What to produce. Count the lines in the data below where the string "heading" occurs, please, and give the number alone.

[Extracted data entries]
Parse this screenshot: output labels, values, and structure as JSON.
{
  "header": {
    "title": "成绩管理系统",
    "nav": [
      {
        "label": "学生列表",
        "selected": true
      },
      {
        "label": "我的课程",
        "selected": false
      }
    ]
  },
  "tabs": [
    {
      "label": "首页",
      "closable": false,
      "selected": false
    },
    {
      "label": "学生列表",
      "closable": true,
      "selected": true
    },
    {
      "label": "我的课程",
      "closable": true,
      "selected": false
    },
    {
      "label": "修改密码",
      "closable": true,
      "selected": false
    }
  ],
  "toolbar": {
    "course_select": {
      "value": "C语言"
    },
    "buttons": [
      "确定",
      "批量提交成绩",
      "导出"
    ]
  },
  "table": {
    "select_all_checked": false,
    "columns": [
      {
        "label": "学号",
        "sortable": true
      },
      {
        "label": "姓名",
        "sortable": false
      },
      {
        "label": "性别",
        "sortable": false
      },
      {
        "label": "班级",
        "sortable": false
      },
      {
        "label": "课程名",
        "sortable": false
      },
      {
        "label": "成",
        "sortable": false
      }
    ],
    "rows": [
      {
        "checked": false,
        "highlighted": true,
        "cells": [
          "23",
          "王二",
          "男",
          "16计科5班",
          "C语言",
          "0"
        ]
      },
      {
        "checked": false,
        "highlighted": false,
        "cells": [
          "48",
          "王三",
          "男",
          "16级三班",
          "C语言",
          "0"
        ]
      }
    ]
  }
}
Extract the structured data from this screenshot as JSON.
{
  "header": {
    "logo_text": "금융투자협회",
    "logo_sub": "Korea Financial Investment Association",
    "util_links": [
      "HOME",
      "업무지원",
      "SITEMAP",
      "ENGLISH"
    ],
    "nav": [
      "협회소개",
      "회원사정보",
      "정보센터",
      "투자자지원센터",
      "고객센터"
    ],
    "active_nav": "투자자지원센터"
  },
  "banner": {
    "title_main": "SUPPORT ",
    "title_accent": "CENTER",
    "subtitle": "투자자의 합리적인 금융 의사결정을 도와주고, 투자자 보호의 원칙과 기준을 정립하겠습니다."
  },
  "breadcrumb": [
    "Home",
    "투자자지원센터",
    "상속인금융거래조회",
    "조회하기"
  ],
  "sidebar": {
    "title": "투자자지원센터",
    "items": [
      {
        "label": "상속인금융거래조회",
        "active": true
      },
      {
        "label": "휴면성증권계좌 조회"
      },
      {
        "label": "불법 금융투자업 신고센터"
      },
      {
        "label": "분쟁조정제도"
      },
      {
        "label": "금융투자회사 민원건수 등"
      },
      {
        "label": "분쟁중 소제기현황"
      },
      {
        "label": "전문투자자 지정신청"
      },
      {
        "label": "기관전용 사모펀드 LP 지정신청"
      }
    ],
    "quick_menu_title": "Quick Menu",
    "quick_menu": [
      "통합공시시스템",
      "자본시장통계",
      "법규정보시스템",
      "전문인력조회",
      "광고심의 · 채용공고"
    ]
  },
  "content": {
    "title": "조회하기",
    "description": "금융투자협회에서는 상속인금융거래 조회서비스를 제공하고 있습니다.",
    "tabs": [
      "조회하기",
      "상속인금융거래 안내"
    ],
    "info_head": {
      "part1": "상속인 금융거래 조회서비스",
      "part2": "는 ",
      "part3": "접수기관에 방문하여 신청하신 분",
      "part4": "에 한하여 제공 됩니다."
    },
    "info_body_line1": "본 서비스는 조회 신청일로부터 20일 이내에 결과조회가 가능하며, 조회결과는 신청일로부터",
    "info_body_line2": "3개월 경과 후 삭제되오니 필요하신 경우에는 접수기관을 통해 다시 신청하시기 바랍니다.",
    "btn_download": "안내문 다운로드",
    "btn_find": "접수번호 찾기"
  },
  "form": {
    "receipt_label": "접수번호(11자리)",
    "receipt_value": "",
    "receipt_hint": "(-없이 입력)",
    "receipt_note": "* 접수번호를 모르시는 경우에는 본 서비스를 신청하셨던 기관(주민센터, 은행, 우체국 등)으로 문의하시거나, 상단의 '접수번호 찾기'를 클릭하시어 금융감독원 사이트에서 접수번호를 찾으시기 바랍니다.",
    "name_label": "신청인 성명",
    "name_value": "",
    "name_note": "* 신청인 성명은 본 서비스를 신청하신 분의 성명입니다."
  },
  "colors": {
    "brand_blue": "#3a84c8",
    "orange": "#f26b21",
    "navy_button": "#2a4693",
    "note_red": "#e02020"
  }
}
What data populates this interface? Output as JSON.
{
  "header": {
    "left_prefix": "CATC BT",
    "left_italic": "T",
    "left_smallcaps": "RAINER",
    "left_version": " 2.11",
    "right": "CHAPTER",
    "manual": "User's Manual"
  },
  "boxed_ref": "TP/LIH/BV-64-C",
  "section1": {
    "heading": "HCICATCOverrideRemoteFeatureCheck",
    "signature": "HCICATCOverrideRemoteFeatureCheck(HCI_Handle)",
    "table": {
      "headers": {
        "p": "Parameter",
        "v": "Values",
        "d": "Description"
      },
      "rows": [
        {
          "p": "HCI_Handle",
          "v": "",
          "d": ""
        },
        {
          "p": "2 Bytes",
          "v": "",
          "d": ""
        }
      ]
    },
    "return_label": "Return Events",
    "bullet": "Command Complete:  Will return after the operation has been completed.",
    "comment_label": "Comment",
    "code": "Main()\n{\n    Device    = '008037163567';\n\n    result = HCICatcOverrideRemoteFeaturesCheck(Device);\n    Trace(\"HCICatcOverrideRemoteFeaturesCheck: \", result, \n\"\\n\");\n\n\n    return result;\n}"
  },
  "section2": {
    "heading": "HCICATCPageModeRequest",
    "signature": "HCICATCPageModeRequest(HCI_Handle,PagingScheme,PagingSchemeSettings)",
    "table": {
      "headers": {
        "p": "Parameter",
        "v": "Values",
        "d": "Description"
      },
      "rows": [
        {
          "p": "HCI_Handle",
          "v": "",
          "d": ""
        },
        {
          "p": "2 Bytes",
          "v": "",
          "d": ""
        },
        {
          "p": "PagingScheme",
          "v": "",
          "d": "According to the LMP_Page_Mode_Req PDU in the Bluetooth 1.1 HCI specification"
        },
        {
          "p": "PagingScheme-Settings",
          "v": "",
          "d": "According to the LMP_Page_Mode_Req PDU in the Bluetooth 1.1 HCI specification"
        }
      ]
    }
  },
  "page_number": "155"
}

Result of the task. 2